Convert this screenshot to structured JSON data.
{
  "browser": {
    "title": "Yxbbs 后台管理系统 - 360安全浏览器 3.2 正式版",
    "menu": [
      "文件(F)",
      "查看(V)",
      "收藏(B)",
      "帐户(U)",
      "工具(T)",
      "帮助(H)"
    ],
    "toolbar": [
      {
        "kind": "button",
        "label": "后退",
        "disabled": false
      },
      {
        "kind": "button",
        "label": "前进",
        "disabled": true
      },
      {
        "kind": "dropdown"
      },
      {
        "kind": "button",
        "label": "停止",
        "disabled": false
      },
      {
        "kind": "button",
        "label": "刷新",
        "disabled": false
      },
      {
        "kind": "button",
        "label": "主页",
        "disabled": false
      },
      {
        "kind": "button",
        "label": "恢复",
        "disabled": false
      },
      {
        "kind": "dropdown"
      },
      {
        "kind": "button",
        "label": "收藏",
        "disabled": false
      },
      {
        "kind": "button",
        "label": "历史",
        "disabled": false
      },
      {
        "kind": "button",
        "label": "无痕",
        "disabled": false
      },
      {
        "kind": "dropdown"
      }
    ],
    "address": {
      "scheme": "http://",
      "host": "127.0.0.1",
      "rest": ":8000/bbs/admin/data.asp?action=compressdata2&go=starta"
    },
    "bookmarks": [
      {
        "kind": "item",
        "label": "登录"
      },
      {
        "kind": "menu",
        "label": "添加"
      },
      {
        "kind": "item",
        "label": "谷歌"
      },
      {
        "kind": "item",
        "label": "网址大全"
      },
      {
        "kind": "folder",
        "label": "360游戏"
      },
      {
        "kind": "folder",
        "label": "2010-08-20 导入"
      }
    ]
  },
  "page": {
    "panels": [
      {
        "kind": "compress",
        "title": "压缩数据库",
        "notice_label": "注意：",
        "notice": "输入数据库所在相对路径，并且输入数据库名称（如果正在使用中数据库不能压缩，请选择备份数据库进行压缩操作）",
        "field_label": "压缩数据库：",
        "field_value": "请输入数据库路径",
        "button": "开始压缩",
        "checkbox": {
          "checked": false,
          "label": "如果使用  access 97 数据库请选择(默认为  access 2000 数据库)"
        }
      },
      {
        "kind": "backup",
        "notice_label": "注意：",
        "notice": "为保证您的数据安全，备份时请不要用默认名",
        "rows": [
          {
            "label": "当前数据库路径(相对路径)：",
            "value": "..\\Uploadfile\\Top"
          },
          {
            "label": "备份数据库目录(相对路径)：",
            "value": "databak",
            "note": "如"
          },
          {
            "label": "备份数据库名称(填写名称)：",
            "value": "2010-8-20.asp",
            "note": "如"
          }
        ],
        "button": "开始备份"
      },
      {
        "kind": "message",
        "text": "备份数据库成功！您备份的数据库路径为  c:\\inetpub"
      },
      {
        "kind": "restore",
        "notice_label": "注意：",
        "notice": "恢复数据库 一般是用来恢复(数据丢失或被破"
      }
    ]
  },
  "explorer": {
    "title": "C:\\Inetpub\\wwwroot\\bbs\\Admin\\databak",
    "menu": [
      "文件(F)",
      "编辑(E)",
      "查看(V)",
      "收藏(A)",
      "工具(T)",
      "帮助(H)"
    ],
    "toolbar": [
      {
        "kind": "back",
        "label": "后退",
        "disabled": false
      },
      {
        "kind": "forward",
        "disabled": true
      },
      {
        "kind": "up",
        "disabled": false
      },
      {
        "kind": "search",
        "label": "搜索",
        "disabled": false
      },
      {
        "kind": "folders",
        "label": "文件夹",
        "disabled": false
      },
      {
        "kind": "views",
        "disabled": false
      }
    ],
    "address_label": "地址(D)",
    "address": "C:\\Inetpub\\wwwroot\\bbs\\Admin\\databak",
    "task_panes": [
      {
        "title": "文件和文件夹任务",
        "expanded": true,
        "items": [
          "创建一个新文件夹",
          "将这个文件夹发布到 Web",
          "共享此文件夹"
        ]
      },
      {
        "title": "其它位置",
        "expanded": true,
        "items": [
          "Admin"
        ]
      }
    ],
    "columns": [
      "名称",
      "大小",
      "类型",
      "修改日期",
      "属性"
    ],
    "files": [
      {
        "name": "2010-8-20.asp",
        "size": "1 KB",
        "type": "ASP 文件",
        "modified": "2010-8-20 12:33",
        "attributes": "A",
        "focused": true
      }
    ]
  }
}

+ + + +

_TASK DIRECTIONS_
Pull every line containing the word "databak" out of the entries above.

_OUTPUT_
            "value": "databak",
    "title": "C:\\Inetpub\\wwwroot\\bbs\\Admin\\databak",
    "address": "C:\\Inetpub\\wwwroot\\bbs\\Admin\\databak",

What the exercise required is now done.